__Exercise objective__
Look for "Jaime" in the listing below. Gather each line that contains it.

__Source records__
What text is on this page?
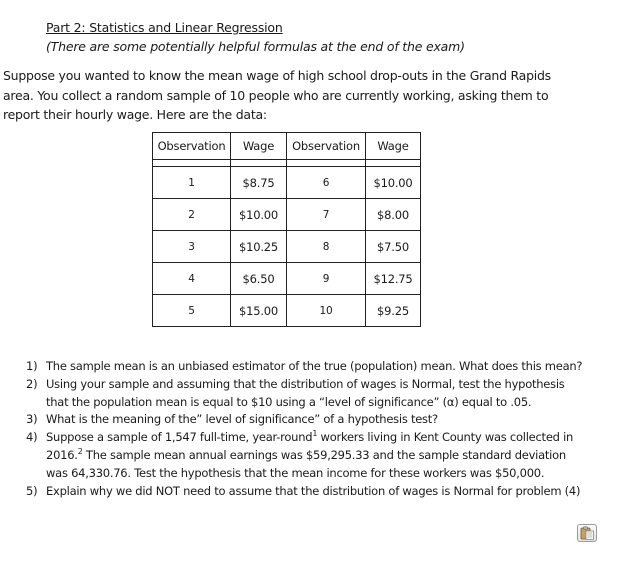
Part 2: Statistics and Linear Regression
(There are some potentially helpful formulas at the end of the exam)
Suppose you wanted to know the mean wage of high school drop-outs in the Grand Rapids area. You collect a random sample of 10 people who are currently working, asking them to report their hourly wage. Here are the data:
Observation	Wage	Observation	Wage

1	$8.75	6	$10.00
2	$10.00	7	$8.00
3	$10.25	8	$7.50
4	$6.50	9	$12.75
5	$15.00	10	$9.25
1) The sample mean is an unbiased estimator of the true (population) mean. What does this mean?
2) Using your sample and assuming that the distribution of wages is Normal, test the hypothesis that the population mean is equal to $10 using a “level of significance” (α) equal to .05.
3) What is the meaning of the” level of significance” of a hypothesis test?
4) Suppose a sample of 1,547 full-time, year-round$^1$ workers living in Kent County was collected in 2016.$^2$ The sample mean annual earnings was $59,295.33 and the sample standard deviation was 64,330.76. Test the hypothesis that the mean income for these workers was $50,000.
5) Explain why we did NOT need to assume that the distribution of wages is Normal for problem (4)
...
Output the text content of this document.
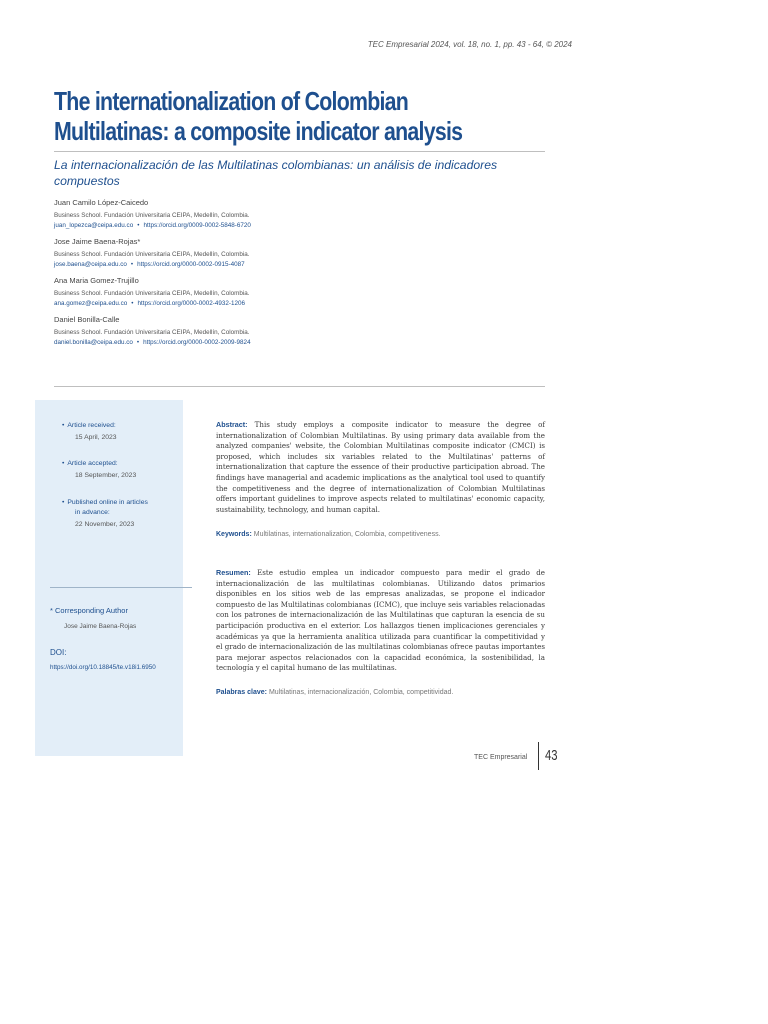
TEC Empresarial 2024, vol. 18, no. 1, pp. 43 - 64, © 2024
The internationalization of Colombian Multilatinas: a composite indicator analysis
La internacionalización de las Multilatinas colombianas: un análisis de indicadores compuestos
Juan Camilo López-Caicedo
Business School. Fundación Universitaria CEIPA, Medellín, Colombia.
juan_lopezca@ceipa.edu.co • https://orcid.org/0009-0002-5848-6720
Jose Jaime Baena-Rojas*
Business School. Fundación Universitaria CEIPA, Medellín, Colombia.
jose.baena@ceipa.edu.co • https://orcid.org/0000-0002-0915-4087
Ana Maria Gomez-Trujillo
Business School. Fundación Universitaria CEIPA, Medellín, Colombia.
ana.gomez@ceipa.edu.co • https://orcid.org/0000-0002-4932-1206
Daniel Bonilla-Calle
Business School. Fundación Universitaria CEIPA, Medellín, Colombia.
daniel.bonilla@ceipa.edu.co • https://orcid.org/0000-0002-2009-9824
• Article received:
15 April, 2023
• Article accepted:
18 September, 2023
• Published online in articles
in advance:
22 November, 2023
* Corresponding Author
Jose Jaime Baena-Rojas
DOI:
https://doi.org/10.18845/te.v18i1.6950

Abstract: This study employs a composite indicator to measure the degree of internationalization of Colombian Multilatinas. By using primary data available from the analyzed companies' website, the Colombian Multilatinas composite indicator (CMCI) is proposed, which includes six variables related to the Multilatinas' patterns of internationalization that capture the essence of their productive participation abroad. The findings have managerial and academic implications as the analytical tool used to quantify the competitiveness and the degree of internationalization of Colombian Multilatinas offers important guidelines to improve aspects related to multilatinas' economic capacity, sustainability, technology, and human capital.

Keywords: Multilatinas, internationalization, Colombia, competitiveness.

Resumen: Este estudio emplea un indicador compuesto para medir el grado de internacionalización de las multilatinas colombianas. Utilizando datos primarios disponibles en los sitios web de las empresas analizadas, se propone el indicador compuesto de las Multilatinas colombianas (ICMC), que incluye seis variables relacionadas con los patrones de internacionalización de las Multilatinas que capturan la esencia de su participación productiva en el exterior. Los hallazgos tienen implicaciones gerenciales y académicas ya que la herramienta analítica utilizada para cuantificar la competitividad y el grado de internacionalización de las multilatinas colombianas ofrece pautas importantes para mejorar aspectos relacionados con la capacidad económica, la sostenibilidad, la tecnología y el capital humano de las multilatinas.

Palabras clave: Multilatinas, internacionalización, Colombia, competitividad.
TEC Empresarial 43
* * *
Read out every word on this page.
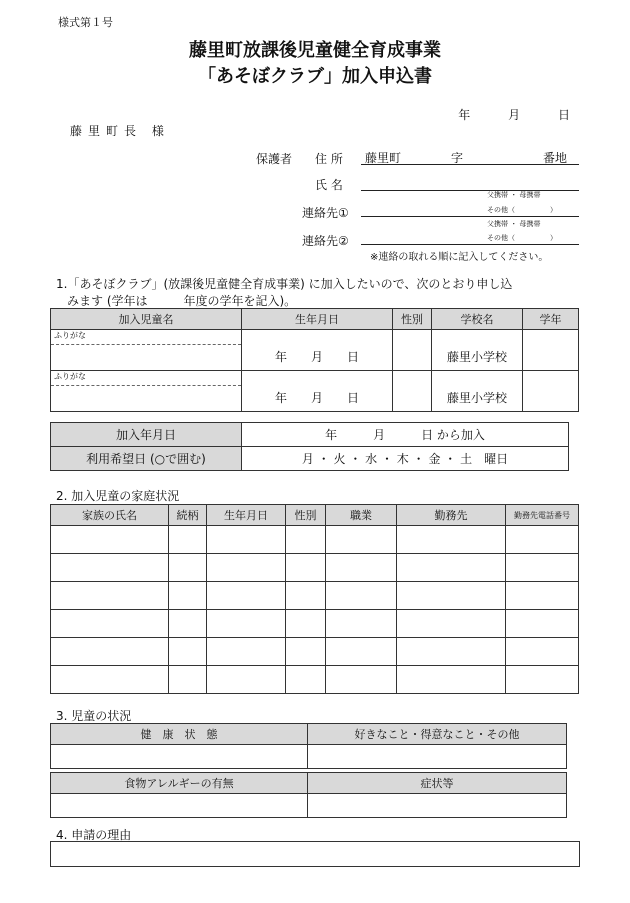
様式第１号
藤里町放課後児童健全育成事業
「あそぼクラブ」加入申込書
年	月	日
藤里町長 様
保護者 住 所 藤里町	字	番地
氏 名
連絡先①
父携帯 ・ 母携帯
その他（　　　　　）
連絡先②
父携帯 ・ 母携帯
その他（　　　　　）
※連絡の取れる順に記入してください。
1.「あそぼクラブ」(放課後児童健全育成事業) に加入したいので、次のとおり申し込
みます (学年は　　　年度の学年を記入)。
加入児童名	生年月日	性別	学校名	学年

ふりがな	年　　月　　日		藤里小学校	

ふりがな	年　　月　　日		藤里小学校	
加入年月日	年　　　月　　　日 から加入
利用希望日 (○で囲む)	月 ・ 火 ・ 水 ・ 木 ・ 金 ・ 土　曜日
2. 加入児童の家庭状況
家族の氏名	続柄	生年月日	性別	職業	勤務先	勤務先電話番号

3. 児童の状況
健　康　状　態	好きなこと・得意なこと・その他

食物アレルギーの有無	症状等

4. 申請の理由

__Complete answer__
Jose Jaime Baena-Rojas*
Jose Jaime Baena-Rojas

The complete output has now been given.